--- start Data section ---

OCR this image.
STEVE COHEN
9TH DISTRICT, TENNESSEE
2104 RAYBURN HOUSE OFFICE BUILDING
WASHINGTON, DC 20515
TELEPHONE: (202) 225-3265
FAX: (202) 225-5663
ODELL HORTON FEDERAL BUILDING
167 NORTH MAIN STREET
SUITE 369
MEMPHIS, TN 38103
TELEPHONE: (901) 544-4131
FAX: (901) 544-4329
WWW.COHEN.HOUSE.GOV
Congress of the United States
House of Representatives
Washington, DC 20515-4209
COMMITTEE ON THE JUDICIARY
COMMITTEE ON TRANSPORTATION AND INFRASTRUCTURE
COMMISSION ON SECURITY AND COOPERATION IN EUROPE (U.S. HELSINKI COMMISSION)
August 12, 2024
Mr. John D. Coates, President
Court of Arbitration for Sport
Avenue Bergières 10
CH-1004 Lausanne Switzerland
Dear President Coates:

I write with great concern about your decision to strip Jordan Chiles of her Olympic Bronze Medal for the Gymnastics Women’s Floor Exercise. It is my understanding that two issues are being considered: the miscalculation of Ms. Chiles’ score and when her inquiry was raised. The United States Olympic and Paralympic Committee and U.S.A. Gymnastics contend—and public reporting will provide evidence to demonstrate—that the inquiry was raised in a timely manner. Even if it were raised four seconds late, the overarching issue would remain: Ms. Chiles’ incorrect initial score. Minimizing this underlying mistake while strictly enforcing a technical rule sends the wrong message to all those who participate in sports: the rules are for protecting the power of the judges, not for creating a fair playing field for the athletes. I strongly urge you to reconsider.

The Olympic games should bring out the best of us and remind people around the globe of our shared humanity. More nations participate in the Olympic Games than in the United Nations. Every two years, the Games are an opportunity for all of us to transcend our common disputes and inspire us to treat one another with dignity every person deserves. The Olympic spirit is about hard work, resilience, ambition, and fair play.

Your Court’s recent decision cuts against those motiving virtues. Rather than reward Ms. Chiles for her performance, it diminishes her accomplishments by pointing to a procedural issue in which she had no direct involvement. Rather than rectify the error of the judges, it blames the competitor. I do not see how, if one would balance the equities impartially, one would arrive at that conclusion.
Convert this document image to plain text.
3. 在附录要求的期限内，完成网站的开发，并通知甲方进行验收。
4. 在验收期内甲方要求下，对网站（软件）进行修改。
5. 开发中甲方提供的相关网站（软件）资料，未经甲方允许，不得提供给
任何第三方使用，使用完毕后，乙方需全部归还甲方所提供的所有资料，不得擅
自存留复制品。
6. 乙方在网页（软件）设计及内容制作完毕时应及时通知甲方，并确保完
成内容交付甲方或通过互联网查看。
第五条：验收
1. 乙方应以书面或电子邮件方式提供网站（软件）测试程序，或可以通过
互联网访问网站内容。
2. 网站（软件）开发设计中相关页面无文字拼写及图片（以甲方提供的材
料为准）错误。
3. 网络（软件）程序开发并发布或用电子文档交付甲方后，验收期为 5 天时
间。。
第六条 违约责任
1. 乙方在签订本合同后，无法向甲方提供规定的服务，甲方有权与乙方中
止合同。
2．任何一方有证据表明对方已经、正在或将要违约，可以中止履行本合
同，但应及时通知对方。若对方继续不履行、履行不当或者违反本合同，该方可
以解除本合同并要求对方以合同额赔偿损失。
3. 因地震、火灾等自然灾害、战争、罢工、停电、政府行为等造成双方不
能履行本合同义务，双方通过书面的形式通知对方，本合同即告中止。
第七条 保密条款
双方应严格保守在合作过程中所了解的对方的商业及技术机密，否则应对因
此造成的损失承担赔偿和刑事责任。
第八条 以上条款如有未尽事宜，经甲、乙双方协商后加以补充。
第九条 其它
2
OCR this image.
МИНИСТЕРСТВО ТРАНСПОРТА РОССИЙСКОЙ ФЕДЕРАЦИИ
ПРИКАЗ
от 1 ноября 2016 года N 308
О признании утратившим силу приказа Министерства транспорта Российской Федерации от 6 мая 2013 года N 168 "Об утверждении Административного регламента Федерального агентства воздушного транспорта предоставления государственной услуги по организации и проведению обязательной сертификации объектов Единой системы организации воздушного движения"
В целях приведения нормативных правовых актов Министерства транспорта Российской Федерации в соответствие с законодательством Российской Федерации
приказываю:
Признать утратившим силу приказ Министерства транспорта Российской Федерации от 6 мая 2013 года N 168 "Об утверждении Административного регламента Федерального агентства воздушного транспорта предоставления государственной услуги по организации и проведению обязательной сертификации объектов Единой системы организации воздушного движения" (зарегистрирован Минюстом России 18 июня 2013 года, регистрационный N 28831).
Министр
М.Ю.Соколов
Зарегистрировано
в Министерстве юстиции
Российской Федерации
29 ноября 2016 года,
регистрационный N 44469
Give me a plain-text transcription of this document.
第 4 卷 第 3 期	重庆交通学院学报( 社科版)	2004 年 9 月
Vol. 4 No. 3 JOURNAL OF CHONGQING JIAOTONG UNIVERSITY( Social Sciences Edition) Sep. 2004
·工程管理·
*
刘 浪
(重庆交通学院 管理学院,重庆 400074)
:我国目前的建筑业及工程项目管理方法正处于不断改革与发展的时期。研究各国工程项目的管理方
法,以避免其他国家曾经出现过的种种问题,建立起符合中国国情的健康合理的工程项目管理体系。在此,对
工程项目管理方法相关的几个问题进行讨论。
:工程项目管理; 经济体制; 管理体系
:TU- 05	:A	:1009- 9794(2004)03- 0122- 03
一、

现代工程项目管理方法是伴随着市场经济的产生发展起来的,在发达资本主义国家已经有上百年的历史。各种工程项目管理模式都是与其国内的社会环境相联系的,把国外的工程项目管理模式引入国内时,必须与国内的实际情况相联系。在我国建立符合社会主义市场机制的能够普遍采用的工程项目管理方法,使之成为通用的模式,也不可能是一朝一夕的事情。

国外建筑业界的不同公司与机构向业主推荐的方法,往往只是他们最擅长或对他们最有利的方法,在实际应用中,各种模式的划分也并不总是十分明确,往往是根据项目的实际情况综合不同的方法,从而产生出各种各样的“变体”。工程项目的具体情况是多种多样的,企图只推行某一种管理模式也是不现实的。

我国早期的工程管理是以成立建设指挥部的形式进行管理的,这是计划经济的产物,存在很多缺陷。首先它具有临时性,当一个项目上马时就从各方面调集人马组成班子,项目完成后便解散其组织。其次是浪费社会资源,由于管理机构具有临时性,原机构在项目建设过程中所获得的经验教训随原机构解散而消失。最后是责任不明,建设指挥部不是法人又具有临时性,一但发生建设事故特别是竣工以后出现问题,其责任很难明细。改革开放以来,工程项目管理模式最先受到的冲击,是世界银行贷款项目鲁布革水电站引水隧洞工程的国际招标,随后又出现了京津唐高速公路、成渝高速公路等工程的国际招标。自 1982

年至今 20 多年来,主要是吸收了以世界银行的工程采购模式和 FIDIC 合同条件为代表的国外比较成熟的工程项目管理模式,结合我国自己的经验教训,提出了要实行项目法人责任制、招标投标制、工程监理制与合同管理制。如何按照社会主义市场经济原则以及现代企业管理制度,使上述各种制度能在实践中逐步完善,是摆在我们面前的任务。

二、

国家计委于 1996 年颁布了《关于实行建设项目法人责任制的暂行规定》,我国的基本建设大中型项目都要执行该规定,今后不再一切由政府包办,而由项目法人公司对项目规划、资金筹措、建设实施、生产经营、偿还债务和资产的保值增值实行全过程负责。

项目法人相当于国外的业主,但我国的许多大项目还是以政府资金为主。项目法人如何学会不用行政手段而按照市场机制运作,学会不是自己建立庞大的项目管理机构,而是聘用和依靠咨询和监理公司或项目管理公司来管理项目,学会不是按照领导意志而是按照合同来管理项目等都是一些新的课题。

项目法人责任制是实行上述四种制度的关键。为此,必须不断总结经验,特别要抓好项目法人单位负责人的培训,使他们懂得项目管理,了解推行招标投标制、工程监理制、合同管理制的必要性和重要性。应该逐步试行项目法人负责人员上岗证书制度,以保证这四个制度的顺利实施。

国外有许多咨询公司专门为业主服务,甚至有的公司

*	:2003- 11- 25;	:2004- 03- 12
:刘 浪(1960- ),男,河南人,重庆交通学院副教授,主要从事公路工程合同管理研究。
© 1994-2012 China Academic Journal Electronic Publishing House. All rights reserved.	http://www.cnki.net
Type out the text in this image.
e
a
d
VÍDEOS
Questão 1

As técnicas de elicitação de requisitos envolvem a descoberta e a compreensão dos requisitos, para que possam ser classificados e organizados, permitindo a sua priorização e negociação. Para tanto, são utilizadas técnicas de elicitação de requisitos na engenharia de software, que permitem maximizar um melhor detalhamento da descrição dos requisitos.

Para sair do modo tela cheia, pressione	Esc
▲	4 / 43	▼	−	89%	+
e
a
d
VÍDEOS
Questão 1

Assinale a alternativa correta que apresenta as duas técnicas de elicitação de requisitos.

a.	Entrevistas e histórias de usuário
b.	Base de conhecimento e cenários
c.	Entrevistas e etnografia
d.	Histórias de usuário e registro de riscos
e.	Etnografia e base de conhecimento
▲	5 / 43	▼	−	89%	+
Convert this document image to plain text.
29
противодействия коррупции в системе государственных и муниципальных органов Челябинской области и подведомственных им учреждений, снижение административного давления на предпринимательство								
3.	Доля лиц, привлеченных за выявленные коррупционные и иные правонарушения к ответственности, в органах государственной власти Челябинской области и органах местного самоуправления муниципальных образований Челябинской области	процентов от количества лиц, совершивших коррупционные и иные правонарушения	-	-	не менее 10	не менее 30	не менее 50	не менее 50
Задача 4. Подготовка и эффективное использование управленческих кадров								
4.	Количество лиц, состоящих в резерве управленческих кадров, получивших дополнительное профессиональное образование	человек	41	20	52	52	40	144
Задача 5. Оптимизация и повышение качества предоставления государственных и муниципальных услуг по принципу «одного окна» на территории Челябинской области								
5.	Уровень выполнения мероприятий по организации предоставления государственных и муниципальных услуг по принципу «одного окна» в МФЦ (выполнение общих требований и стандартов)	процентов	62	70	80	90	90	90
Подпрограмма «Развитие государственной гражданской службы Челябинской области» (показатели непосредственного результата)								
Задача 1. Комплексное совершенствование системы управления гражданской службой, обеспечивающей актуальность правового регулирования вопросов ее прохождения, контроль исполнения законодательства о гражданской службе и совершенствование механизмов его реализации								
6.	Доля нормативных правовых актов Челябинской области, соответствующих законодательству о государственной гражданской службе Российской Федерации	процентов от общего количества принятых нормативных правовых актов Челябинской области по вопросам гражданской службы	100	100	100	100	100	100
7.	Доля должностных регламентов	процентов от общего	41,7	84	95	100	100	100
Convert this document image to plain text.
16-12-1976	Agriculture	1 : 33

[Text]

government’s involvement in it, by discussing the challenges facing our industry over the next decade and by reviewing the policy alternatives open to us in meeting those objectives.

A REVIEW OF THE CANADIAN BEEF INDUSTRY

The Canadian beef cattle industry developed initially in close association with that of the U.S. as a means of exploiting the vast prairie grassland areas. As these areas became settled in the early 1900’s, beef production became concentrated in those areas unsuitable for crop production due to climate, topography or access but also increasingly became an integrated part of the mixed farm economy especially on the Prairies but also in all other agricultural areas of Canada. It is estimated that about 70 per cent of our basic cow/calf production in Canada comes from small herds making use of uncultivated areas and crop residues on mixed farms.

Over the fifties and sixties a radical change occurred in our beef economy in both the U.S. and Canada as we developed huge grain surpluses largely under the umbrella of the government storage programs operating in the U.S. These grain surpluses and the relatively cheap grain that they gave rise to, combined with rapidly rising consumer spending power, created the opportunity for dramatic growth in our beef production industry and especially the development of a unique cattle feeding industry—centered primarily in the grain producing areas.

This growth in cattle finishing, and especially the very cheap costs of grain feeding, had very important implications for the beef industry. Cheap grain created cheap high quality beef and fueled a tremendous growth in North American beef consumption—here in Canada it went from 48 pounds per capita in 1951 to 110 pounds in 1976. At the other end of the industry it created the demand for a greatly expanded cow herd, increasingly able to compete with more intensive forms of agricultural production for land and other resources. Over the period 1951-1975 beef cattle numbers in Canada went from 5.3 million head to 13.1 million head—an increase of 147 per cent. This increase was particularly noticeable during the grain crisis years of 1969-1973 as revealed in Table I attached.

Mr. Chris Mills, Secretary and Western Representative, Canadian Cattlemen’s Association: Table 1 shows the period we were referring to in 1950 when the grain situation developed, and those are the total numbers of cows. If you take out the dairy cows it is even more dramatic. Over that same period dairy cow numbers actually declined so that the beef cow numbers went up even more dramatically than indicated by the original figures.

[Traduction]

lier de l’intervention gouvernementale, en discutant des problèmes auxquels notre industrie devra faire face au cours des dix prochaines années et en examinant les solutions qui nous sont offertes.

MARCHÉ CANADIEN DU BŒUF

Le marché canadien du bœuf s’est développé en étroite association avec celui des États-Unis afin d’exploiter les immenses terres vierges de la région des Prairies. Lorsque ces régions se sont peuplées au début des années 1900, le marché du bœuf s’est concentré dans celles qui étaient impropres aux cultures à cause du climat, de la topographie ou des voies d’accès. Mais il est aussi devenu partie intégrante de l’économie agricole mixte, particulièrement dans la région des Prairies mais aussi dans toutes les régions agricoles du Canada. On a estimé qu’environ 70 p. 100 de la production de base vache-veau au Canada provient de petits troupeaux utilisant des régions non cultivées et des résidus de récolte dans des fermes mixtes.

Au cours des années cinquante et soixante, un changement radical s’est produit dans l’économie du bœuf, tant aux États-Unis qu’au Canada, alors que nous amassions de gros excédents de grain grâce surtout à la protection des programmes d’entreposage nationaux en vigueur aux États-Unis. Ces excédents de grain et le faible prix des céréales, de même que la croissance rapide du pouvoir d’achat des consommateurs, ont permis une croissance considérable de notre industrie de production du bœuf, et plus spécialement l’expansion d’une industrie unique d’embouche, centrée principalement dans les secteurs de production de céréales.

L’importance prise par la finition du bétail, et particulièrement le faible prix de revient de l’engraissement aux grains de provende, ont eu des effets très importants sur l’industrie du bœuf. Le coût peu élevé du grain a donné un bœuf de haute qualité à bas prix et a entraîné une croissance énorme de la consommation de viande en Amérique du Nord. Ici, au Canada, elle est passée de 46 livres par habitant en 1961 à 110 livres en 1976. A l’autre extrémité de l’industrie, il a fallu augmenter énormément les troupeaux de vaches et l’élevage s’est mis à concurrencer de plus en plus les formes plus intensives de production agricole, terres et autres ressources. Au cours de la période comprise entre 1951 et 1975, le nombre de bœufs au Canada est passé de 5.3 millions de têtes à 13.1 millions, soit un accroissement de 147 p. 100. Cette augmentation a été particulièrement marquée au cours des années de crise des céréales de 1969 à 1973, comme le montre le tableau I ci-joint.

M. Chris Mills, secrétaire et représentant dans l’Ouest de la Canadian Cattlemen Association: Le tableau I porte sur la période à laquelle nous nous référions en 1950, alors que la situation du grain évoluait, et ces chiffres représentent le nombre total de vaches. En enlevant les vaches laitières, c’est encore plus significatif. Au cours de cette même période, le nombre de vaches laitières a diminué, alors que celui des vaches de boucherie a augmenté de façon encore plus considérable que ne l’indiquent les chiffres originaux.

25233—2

--- end Data section ---

■ Stated problem
Pick out the lines containing the word "power" and show them.

■ Answer to the exercise
I write with great concern about your decision to strip Jordan Chiles of her Olympic Bronze Medal for the Gymnastics Women’s Floor Exercise. It is my understanding that two issues are being considered: the miscalculation of Ms. Chiles’ score and when her inquiry was raised. The United States Olympic and Paralympic Committee and U.S.A. Gymnastics contend—and public reporting will provide evidence to demonstrate—that the inquiry was raised in a timely manner. Even if it were raised four seconds late, the overarching issue would remain: Ms. Chiles’ incorrect initial score. Minimizing this underlying mistake while strictly enforcing a technical rule sends the wrong message to all those who participate in sports: the rules are for protecting the power of the judges, not for creating a fair playing field for the athletes. I strongly urge you to reconsider.
Over the fifties and sixties a radical change occurred in our beef economy in both the U.S. and Canada as we developed huge grain surpluses largely under the umbrella of the government storage programs operating in the U.S. These grain surpluses and the relatively cheap grain that they gave rise to, combined with rapidly rising consumer spending power, created the opportunity for dramatic growth in our beef production industry and especially the development of a unique cattle feeding industry—centered primarily in the grain producing areas.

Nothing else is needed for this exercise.